→ **Given instruction**: Pick every line with "CARLISLE" from the material below.

** START OF Supplied entries **

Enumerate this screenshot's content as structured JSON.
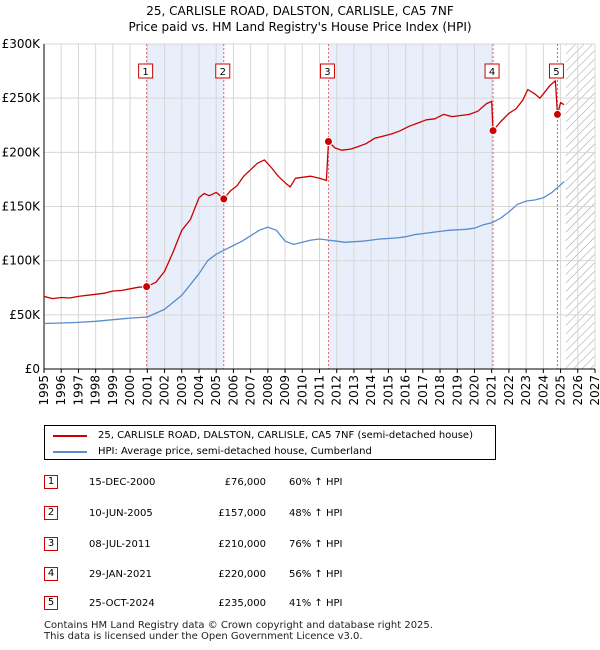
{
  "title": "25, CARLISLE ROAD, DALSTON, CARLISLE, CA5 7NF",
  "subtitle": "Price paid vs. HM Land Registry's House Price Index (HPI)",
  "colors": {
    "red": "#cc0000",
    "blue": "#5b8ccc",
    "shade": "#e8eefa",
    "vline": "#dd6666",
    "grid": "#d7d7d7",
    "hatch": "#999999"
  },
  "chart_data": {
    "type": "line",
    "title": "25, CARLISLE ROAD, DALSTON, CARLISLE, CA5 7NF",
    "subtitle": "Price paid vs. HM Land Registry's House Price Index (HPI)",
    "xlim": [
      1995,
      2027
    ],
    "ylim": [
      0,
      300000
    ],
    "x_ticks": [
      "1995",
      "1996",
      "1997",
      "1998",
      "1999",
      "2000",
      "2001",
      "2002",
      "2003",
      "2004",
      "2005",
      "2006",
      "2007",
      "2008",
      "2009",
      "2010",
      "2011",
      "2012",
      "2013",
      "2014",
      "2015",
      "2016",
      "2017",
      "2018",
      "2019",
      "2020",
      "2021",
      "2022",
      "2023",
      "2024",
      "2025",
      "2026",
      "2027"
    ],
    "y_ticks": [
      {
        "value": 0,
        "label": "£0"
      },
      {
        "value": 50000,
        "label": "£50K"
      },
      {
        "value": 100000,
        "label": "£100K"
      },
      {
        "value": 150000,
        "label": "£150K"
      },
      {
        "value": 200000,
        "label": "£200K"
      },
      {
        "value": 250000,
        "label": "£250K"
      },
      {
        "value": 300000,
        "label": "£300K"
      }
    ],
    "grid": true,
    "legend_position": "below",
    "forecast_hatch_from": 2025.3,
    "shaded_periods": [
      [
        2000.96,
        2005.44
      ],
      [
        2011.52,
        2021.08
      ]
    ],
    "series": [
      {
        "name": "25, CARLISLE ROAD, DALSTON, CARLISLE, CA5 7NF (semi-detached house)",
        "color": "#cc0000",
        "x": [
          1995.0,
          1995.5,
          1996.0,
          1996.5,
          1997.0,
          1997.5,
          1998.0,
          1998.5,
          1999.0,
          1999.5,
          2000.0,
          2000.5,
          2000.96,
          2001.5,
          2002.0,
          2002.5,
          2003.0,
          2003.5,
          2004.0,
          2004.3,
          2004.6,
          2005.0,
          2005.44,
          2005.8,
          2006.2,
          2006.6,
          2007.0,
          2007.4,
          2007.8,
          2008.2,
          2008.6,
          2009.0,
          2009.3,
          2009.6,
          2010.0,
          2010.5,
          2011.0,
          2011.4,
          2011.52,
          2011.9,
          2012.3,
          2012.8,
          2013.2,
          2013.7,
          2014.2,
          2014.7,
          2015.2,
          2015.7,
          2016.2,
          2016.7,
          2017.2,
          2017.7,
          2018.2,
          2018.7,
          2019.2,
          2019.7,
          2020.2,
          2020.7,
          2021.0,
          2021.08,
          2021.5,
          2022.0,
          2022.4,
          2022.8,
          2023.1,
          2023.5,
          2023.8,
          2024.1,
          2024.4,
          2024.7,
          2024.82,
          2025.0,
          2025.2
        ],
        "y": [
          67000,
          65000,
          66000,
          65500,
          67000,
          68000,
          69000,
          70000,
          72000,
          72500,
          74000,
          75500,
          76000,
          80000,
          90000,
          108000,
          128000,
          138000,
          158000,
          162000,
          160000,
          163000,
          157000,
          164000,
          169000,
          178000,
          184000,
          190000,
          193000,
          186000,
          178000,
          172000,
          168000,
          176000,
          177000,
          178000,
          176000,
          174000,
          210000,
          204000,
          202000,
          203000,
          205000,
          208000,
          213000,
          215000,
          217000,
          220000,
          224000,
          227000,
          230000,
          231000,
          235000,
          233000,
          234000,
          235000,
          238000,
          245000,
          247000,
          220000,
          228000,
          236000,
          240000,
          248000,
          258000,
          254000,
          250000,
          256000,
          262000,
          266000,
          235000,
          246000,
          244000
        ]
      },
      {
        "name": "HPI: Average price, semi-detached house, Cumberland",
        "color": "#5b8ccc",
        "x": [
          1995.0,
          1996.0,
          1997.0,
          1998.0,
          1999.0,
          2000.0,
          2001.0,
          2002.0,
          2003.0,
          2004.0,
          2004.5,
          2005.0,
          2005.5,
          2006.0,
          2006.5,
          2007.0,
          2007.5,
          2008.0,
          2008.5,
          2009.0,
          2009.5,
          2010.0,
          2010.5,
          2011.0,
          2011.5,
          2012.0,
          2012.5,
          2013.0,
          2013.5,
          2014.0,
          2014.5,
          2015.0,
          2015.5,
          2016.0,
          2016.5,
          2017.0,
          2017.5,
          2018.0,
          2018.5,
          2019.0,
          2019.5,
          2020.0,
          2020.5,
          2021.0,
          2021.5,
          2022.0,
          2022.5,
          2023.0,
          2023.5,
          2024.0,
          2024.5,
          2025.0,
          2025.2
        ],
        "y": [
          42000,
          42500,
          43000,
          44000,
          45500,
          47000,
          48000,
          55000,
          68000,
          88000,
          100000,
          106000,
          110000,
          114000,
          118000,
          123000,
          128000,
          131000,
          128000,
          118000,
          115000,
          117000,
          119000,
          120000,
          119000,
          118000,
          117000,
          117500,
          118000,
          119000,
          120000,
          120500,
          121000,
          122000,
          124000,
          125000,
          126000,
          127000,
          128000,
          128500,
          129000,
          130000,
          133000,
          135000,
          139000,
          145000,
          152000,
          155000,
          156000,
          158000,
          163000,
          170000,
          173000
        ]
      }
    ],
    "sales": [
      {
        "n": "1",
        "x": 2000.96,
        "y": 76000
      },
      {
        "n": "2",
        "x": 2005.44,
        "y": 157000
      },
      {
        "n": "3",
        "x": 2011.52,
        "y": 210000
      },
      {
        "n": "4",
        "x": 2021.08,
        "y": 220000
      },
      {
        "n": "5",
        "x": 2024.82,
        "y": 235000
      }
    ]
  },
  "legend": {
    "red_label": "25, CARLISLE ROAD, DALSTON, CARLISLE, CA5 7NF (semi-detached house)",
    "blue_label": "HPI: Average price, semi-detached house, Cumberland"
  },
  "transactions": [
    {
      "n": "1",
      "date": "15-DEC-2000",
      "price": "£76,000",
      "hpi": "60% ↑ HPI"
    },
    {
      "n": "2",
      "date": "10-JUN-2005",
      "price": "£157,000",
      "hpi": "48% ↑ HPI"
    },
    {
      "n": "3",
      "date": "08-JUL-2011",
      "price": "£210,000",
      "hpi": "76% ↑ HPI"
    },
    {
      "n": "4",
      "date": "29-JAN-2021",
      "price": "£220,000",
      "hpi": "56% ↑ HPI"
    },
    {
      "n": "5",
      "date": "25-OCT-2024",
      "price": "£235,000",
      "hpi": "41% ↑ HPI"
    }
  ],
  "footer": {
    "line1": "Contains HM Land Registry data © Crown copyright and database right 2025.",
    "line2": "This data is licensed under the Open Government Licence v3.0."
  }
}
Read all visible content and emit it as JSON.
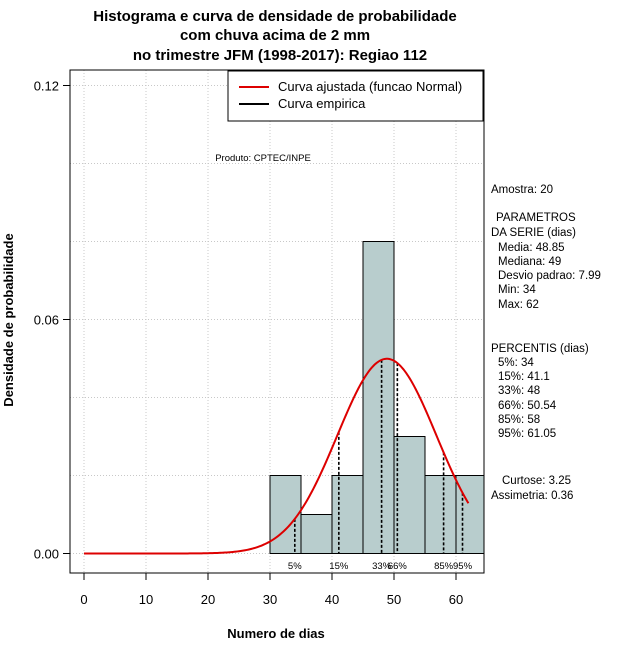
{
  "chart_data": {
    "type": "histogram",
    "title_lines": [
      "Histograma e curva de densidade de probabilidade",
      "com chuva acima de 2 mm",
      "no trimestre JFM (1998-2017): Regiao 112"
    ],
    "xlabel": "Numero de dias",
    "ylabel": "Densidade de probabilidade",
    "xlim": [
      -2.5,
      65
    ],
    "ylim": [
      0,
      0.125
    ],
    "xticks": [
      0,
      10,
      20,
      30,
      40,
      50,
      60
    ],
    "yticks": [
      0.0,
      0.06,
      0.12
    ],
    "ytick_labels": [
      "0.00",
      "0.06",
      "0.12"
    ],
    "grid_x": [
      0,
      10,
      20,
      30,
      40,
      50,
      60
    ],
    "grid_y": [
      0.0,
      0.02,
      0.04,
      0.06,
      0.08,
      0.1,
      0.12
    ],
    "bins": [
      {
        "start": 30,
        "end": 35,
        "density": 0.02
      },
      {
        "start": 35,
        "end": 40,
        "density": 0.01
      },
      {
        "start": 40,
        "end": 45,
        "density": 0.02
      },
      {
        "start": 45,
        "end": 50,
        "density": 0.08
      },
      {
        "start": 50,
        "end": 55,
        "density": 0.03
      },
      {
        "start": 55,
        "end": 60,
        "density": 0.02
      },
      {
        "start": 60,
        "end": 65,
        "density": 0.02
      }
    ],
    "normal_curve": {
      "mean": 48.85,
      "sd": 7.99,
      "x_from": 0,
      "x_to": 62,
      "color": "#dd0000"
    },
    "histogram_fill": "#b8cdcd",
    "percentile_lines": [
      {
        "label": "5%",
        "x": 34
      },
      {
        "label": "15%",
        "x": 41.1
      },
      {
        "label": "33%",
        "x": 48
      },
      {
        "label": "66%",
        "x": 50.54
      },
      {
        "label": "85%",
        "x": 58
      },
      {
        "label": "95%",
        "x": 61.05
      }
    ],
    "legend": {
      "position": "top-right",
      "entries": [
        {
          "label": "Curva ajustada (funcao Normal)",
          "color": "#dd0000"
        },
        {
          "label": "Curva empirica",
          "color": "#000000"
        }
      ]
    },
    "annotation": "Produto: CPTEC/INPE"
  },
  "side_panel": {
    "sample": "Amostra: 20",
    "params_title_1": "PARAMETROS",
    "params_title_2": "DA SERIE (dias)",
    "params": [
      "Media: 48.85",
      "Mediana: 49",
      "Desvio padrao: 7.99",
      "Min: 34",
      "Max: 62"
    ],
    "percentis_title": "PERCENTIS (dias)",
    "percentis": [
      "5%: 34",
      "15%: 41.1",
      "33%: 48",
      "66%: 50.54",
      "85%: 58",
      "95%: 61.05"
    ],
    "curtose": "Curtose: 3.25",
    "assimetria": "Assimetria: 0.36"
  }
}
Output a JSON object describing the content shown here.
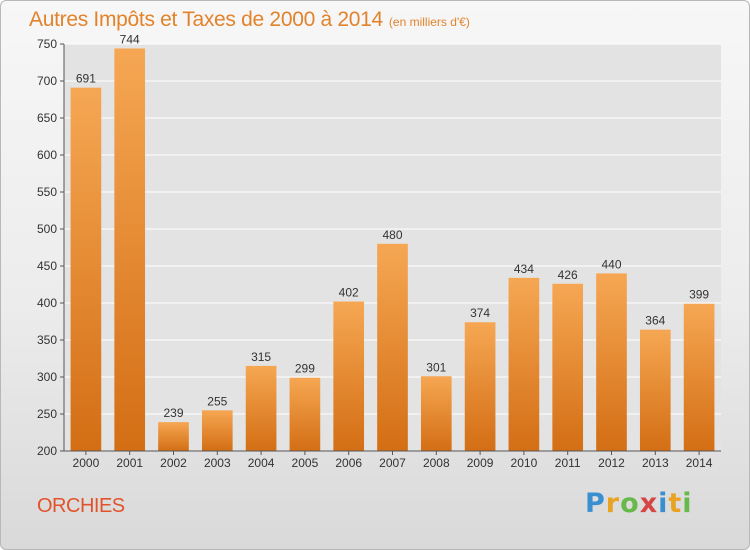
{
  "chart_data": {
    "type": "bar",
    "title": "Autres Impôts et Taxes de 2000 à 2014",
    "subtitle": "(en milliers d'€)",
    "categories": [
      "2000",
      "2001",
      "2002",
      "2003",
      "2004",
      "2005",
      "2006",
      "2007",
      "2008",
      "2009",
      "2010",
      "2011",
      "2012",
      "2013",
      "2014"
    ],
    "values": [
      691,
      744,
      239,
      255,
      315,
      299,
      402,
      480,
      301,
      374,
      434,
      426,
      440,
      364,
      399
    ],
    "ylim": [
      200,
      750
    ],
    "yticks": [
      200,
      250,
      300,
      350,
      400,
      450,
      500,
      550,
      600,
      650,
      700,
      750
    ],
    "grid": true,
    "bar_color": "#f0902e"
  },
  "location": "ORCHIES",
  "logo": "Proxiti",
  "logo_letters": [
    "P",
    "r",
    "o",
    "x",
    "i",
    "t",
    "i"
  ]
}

** END OF Supplied entries **

→ **Complete response**:
  "title": "25, CARLISLE ROAD, DALSTON, CARLISLE, CA5 7NF",
    "title": "25, CARLISLE ROAD, DALSTON, CARLISLE, CA5 7NF",
        "name": "25, CARLISLE ROAD, DALSTON, CARLISLE, CA5 7NF (semi-detached house)",
    "red_label": "25, CARLISLE ROAD, DALSTON, CARLISLE, CA5 7NF (semi-detached house)",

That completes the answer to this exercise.